**Task statement**:
Lines from the one containing "Convert this screenshot" through the last line of the data are to be repeated word for word, both ends included.

========================================================================

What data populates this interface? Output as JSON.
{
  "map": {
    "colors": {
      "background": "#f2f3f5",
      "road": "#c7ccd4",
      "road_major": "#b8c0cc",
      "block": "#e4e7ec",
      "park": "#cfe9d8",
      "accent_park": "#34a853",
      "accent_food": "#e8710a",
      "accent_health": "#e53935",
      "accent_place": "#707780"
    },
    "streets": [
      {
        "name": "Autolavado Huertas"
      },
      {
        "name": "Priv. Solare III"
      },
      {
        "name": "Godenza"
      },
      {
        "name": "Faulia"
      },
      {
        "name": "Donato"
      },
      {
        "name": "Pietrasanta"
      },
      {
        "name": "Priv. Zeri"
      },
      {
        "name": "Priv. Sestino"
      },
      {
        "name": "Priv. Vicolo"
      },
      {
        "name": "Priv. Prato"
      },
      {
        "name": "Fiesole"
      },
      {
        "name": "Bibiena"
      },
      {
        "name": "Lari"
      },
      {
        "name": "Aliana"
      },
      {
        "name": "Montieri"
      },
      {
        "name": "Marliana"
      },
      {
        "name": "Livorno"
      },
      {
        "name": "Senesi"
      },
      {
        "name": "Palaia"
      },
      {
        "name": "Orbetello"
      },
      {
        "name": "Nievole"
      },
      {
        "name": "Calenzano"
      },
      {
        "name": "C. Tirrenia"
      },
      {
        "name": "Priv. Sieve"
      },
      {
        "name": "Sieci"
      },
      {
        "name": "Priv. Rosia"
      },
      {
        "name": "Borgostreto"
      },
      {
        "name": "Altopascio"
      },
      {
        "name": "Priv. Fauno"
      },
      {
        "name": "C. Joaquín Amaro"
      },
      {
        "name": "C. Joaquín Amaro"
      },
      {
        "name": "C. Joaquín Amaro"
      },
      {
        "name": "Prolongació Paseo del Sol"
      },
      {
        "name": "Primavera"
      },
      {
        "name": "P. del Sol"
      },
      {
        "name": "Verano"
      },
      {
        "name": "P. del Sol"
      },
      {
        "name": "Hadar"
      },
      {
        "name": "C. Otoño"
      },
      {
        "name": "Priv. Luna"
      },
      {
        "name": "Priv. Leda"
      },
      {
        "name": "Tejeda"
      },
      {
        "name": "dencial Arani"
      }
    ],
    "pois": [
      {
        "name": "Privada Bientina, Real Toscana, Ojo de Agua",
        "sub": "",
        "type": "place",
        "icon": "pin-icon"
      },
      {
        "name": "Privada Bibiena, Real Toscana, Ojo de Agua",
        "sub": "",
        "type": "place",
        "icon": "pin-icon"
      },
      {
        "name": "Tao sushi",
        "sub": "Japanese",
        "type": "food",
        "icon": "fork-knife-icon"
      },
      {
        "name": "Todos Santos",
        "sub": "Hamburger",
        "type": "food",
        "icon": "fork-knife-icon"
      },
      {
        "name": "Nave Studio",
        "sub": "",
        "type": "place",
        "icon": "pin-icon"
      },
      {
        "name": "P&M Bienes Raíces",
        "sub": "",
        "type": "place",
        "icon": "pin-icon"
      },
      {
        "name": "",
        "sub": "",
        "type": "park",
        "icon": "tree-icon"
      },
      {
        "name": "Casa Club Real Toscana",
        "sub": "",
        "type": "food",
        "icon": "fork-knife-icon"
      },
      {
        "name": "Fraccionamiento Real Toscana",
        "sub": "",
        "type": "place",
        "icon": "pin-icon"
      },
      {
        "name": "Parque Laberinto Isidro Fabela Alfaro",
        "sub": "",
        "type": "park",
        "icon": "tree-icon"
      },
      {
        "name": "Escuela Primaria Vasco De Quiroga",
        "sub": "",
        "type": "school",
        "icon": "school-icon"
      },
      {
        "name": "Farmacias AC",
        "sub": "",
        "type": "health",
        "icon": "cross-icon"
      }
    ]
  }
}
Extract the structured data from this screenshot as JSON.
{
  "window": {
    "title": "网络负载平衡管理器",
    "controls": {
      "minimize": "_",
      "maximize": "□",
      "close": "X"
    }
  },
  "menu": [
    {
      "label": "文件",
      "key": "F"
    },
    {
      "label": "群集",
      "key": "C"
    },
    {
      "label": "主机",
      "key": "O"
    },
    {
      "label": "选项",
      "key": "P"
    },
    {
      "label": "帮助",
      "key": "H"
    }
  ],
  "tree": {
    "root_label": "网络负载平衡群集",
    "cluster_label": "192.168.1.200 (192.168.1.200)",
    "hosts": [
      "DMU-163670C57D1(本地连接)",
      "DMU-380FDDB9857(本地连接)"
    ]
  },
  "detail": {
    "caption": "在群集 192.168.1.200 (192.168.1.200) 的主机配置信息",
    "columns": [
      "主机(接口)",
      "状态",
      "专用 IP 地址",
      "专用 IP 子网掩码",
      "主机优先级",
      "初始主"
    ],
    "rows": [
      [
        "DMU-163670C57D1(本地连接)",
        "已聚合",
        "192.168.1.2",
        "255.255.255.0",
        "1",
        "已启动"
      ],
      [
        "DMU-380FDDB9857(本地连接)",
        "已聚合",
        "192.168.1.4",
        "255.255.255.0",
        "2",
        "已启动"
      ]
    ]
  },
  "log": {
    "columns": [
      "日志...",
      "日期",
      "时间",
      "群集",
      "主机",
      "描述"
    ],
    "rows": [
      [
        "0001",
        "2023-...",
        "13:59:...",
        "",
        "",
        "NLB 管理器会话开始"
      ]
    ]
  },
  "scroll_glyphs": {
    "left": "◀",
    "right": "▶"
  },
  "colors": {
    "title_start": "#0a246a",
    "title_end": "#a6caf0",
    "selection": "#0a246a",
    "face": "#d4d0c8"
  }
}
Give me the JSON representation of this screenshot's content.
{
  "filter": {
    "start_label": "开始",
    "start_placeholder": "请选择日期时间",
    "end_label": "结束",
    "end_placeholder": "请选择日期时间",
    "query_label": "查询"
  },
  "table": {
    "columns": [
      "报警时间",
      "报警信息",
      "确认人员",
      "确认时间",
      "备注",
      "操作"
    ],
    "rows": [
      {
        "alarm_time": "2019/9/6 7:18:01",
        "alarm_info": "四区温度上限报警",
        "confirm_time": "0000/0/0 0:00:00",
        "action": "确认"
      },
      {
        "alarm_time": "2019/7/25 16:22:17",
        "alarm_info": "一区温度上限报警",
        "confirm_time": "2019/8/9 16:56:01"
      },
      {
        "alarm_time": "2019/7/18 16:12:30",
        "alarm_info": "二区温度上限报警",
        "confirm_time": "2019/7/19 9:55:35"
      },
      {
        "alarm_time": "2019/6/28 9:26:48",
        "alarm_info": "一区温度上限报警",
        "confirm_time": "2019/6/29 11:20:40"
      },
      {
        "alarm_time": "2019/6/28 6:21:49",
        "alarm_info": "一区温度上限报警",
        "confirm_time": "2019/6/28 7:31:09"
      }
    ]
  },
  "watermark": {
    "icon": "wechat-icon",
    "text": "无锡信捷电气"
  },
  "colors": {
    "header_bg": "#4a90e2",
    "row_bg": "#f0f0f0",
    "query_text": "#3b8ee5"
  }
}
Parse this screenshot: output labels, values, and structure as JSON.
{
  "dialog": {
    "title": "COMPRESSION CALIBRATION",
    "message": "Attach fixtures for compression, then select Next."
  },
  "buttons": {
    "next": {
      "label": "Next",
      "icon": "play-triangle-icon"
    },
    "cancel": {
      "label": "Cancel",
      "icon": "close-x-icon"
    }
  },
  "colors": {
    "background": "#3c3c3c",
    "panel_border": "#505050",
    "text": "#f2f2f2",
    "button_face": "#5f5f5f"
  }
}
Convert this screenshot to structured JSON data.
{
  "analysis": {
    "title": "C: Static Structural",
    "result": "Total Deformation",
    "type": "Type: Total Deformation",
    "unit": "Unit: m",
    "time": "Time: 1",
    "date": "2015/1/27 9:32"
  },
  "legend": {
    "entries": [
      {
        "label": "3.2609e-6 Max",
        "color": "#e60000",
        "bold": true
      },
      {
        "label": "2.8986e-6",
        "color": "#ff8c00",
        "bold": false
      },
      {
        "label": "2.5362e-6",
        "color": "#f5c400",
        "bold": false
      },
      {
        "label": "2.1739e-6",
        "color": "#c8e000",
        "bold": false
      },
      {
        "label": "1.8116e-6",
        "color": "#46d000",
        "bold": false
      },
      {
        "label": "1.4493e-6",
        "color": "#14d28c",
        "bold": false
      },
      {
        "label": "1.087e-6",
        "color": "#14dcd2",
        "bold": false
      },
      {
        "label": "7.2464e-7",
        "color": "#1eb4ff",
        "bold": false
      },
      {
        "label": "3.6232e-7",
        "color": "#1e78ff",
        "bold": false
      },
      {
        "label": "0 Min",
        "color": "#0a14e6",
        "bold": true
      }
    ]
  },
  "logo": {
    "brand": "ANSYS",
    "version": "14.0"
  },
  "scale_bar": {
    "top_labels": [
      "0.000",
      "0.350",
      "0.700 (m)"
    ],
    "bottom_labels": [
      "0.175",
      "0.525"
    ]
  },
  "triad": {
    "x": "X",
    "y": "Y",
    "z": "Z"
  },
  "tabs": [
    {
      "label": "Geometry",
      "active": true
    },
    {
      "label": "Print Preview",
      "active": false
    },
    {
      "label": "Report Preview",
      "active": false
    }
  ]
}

========================================================================

**Response for this exercise**:
Convert this screenshot to structured JSON data.
{
  "analysis": {
    "title": "C: Static Structural",
    "result": "Total Deformation",
    "type": "Type: Total Deformation",
    "unit": "Unit: m",
    "time": "Time: 1",
    "date": "2015/1/27 9:32"
  },
  "legend": {
    "entries": [
      {
        "label": "3.2609e-6 Max",
        "color": "#e60000",
        "bold": true
      },
      {
        "label": "2.8986e-6",
        "color": "#ff8c00",
        "bold": false
      },
      {
        "label": "2.5362e-6",
        "color": "#f5c400",
        "bold": false
      },
      {
        "label": "2.1739e-6",
        "color": "#c8e000",
        "bold": false
      },
      {
        "label": "1.8116e-6",
        "color": "#46d000",
        "bold": false
      },
      {
        "label": "1.4493e-6",
        "color": "#14d28c",
        "bold": false
      },
      {
        "label": "1.087e-6",
        "color": "#14dcd2",
        "bold": false
      },
      {
        "label": "7.2464e-7",
        "color": "#1eb4ff",
        "bold": false
      },
      {
        "label": "3.6232e-7",
        "color": "#1e78ff",
        "bold": false
      },
      {
        "label": "0 Min",
        "color": "#0a14e6",
        "bold": true
      }
    ]
  },
  "logo": {
    "brand": "ANSYS",
    "version": "14.0"
  },
  "scale_bar": {
    "top_labels": [
      "0.000",
      "0.350",
      "0.700 (m)"
    ],
    "bottom_labels": [
      "0.175",
      "0.525"
    ]
  },
  "triad": {
    "x": "X",
    "y": "Y",
    "z": "Z"
  },
  "tabs": [
    {
      "label": "Geometry",
      "active": true
    },
    {
      "label": "Print Preview",
      "active": false
    },
    {
      "label": "Report Preview",
      "active": false
    }
  ]
}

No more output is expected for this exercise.